* _Goal_: Find each line containing the string "label". Copy it.

* _Material for this task_:
>>>>>

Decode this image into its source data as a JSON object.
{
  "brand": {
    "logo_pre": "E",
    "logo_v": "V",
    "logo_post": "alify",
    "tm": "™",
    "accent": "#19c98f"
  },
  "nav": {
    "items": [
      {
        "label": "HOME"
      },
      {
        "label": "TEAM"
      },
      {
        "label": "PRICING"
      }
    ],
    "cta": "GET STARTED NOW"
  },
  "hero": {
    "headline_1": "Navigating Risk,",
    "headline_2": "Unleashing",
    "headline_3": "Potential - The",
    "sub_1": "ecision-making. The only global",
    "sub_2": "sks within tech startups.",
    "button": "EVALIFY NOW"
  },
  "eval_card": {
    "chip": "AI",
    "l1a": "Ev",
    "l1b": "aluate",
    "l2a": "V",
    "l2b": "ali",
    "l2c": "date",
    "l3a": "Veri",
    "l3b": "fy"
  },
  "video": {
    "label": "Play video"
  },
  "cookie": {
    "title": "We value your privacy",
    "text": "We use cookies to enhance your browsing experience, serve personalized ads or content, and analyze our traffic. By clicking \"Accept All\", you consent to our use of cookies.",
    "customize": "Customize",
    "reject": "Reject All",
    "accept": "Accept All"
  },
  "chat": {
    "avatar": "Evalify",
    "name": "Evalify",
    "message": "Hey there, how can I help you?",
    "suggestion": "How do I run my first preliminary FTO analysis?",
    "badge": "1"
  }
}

<<<<<

* _Full output_:
        "label": "HOME"
        "label": "TEAM"
        "label": "PRICING"
    "label": "Play video"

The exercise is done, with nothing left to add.